Tan's controversial status means that his music always attracts wide attention from both admirers and detractors.

As soon as the movie premiered in Shenzhen in south China's Guangdong Province in October, the controversial reviews followed.

Some said the music was "too rich," weighing down the movie itself. Some thought the soundtrack sounded similar to that of Crouching Tiger, Hidden Dragon.

Tan's answer is, "After seeing the movie, you would perhaps be disappointed, or you would be amazed, but one point is that you should have your own understanding."

In his words, the soundtrack is "a feast to the ears" but not "too rich."

"Zhang Yimou's movie is an epic with gorgeous scenes. To match the stirring scenes, I structured the music like an opera including an overture. The music itself tells the story, and in every second, the music develops following the movements of the scenes," Tan said.

"As the composer, my responsibility is to tell the audiences through the soundtrack what the director wants to tell them, but could not express visually," he said. "So the soundtrack does not overweigh the pictures but helps develop the plot and express the characters' emotions."

He said, to suit the movie as well as he can, he first outlined a map of the music according to the story, then he found the rhythms, notes and tunes to fit each scene.

To differentiate the soundtrack of Hero from that of Crouching Tiger, Hidden Dragon, Tan made two metaphors: One is that the previous is his son, while the latter is his daughter; the other metaphor is that previous is the running hand in Chinese calligraphy while the latter is a splash-ink painting.

WRITTEN TASK 1
Reproduce a section of the passage on the Hero soundtrack without changes, starting at the words "He said, to" and ending after the words "fit each scene.".
The passage on the Hero soundtrack and the entries that follow it have no connection to each other.

Element region lists
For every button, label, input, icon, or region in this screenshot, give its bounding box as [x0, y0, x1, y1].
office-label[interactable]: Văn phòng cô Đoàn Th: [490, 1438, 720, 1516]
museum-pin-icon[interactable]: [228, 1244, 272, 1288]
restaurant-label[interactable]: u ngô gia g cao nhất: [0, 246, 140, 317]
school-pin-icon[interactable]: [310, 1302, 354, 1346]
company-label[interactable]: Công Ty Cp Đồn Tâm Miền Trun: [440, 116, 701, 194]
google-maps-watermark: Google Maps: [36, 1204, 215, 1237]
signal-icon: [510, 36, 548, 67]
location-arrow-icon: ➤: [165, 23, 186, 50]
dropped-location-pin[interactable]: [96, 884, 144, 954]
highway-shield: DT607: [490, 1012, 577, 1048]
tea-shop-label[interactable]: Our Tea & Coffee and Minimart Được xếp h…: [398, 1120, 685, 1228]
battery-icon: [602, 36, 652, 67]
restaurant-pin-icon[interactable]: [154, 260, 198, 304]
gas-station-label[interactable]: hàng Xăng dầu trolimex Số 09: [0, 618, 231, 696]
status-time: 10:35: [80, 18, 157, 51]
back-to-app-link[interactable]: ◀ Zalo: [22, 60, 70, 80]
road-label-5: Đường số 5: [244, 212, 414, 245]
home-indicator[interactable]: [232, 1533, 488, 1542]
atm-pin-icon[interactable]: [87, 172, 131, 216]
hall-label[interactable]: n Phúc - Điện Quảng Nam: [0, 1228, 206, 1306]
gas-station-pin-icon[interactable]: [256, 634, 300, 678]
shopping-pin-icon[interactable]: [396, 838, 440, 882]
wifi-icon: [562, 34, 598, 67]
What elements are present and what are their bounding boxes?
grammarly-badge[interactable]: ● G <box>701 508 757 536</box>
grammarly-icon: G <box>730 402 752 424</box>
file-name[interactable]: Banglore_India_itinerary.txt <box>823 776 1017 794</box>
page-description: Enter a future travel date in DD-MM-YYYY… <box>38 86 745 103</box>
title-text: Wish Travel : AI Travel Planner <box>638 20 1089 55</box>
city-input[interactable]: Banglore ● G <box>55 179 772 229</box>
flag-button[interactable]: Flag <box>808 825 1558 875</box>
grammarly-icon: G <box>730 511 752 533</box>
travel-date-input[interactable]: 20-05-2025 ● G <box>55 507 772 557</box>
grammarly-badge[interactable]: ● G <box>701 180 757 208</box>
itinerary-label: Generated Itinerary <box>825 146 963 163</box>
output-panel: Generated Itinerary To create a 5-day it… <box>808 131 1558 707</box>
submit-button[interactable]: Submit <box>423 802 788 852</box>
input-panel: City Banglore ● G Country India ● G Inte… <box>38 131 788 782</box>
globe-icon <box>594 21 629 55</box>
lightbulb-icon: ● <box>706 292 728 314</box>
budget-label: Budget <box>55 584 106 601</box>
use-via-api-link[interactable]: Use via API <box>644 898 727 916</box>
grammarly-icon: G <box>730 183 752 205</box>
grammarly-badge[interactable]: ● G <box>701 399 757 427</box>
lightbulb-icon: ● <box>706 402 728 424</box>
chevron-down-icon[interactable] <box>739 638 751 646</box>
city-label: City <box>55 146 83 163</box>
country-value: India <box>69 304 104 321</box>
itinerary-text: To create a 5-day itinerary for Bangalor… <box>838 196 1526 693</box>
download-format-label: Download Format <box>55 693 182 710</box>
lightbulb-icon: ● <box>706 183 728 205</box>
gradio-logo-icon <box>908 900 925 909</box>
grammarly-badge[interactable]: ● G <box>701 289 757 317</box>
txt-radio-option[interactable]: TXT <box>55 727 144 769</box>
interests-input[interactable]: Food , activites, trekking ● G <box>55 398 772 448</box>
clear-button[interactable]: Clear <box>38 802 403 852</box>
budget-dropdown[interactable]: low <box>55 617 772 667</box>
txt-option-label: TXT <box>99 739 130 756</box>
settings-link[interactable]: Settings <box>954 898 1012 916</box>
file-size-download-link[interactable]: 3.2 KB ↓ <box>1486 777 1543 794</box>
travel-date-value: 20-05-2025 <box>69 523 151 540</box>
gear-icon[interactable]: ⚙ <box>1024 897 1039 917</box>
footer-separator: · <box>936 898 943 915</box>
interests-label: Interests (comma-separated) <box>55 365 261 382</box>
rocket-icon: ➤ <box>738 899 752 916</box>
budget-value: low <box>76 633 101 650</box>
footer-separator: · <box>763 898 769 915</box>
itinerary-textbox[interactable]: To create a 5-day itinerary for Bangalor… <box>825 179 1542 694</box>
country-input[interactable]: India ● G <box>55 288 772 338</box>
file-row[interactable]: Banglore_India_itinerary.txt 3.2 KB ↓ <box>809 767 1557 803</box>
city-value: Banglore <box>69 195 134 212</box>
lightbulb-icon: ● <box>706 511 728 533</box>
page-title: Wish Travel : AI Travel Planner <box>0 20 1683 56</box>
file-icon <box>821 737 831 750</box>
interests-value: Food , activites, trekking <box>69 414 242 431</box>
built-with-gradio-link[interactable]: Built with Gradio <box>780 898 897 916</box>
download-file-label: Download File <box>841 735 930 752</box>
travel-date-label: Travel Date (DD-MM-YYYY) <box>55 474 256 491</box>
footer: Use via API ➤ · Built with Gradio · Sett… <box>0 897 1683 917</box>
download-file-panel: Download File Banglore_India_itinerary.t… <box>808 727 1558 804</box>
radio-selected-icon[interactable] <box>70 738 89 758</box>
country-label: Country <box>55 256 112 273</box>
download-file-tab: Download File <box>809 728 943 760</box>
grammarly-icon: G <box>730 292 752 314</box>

WRITTEN TASK 2
Transcribe the entries word for word, starting at their first line and stopping after the line that contains "wifi-icon: [562, 34, 598, 67]".

EXERCISE ANSWER 1
He said, to suit the movie as well as he can, he first outlined a map of the music according to the story, then he found the rhythms, notes and tunes to fit each scene.

EXERCISE ANSWER 2
For every button, label, input, icon, or region in this screenshot, give its bounding box as [x0, y0, x1, y1].
office-label[interactable]: Văn phòng cô Đoàn Th: [490, 1438, 720, 1516]
museum-pin-icon[interactable]: [228, 1244, 272, 1288]
restaurant-label[interactable]: u ngô gia g cao nhất: [0, 246, 140, 317]
school-pin-icon[interactable]: [310, 1302, 354, 1346]
company-label[interactable]: Công Ty Cp Đồn Tâm Miền Trun: [440, 116, 701, 194]
google-maps-watermark: Google Maps: [36, 1204, 215, 1237]
signal-icon: [510, 36, 548, 67]
location-arrow-icon: ➤: [165, 23, 186, 50]
dropped-location-pin[interactable]: [96, 884, 144, 954]
highway-shield: DT607: [490, 1012, 577, 1048]
tea-shop-label[interactable]: Our Tea & Coffee and Minimart Được xếp h…: [398, 1120, 685, 1228]
battery-icon: [602, 36, 652, 67]
restaurant-pin-icon[interactable]: [154, 260, 198, 304]
gas-station-label[interactable]: hàng Xăng dầu trolimex Số 09: [0, 618, 231, 696]
status-time: 10:35: [80, 18, 157, 51]
back-to-app-link[interactable]: ◀ Zalo: [22, 60, 70, 80]
road-label-5: Đường số 5: [244, 212, 414, 245]
home-indicator[interactable]: [232, 1533, 488, 1542]
atm-pin-icon[interactable]: [87, 172, 131, 216]
hall-label[interactable]: n Phúc - Điện Quảng Nam: [0, 1228, 206, 1306]
gas-station-pin-icon[interactable]: [256, 634, 300, 678]
shopping-pin-icon[interactable]: [396, 838, 440, 882]
wifi-icon: [562, 34, 598, 67]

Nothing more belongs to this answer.